— Start of DATA SHOWN —

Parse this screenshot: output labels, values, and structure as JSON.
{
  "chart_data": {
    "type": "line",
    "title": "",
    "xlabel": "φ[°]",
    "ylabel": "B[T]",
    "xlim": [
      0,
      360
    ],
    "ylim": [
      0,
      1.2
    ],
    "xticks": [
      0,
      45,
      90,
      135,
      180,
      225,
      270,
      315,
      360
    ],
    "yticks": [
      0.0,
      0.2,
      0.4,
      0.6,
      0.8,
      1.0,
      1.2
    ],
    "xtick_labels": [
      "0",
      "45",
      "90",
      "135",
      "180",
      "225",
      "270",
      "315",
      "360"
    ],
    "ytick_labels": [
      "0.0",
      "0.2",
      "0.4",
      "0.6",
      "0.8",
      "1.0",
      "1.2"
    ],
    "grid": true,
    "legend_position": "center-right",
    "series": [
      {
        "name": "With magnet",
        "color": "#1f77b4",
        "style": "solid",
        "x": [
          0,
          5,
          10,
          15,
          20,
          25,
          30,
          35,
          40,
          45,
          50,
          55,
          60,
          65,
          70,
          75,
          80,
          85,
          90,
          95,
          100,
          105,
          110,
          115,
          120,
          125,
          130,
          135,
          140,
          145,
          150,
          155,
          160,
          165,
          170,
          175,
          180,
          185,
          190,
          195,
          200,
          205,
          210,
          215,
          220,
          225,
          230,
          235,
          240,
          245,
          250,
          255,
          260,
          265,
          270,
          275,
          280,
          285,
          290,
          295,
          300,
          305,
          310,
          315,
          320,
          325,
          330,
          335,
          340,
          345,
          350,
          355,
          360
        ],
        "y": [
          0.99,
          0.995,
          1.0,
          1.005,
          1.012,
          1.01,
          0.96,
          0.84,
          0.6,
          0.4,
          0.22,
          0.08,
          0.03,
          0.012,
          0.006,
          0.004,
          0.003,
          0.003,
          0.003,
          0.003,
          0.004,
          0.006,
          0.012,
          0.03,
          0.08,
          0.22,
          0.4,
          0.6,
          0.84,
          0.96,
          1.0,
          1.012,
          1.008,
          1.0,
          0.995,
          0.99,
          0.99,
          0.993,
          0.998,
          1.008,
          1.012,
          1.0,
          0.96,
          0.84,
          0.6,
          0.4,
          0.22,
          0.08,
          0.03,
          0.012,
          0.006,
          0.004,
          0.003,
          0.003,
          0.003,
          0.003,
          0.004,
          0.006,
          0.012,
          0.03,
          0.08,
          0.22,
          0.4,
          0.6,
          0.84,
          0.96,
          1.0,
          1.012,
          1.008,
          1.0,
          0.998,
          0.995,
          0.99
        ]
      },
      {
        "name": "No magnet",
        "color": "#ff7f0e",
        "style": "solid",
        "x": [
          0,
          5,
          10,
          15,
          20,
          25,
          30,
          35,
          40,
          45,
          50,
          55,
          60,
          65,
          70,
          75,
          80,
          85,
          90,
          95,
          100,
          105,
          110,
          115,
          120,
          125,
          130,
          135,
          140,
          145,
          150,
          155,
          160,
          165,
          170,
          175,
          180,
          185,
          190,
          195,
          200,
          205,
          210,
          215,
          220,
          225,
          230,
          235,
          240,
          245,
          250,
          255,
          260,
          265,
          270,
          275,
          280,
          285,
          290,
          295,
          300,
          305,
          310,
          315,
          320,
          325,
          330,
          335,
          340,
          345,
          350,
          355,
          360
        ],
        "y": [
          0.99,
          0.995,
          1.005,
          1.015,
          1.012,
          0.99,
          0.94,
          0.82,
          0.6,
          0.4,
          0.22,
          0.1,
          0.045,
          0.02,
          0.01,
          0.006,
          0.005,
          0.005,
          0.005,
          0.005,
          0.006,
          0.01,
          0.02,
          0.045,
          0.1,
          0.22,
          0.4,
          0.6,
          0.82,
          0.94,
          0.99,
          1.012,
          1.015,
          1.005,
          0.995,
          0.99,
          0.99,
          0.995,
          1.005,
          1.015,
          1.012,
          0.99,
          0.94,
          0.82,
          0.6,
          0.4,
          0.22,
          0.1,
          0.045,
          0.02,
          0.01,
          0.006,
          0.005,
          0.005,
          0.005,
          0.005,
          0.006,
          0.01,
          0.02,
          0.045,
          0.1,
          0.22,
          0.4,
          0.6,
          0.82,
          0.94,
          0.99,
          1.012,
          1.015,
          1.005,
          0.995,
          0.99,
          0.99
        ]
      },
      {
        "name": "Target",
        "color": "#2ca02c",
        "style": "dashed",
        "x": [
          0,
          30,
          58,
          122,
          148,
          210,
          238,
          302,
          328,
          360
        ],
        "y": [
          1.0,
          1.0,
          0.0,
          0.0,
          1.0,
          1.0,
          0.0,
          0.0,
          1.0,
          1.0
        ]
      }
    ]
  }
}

— End of DATA SHOWN —

● **WHAT THIS TASK INVOLVES**: Identify the lines above that contain the word "name", then copy them.

● **COMPLETE RESPONSE**:
        "name": "With magnet",
        "name": "No magnet",
        "name": "Target",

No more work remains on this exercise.